(Dataset entries)
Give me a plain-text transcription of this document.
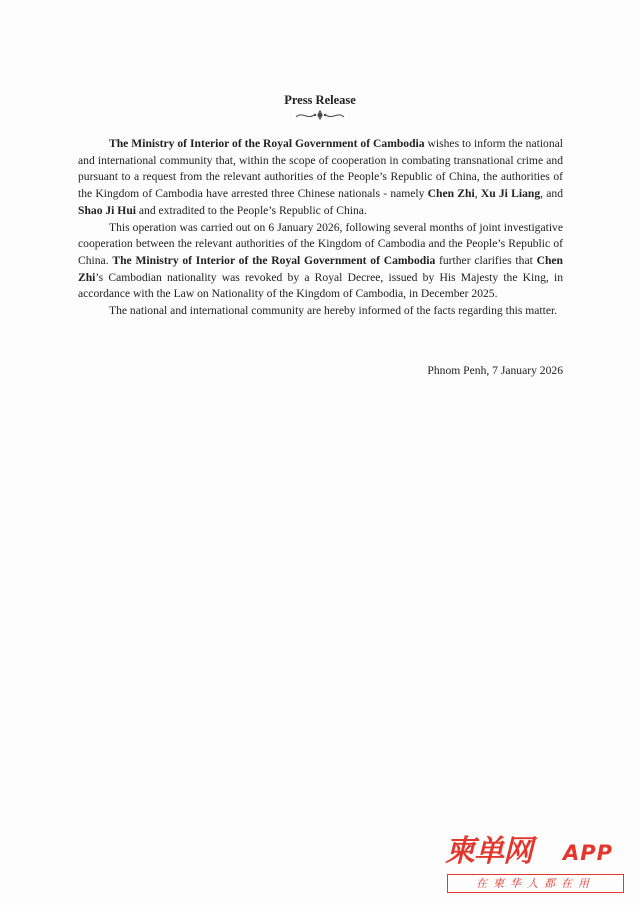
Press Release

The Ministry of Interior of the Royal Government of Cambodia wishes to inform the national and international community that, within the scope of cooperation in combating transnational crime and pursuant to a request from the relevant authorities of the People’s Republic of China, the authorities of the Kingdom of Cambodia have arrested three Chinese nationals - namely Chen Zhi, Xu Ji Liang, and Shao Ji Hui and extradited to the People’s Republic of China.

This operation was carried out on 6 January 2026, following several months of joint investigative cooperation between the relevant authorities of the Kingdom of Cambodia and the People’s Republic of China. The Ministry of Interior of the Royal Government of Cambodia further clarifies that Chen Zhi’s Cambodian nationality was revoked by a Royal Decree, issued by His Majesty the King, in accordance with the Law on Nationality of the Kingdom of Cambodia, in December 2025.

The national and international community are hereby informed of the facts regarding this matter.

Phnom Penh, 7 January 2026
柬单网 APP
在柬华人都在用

- **WHAT YOU SHOULD DO**: Leave out the pictures and copy everything else in the records word for word.

- **RESPONSE**:
Give me a plain-text transcription of this document.
Press Release

The Ministry of Interior of the Royal Government of Cambodia wishes to inform the national and international community that, within the scope of cooperation in combating transnational crime and pursuant to a request from the relevant authorities of the People’s Republic of China, the authorities of the Kingdom of Cambodia have arrested three Chinese nationals - namely Chen Zhi, Xu Ji Liang, and Shao Ji Hui and extradited to the People’s Republic of China.

This operation was carried out on 6 January 2026, following several months of joint investigative cooperation between the relevant authorities of the Kingdom of Cambodia and the People’s Republic of China. The Ministry of Interior of the Royal Government of Cambodia further clarifies that Chen Zhi’s Cambodian nationality was revoked by a Royal Decree, issued by His Majesty the King, in accordance with the Law on Nationality of the Kingdom of Cambodia, in December 2025.

The national and international community are hereby informed of the facts regarding this matter.

Phnom Penh, 7 January 2026
柬单网 APP
在柬华人都在用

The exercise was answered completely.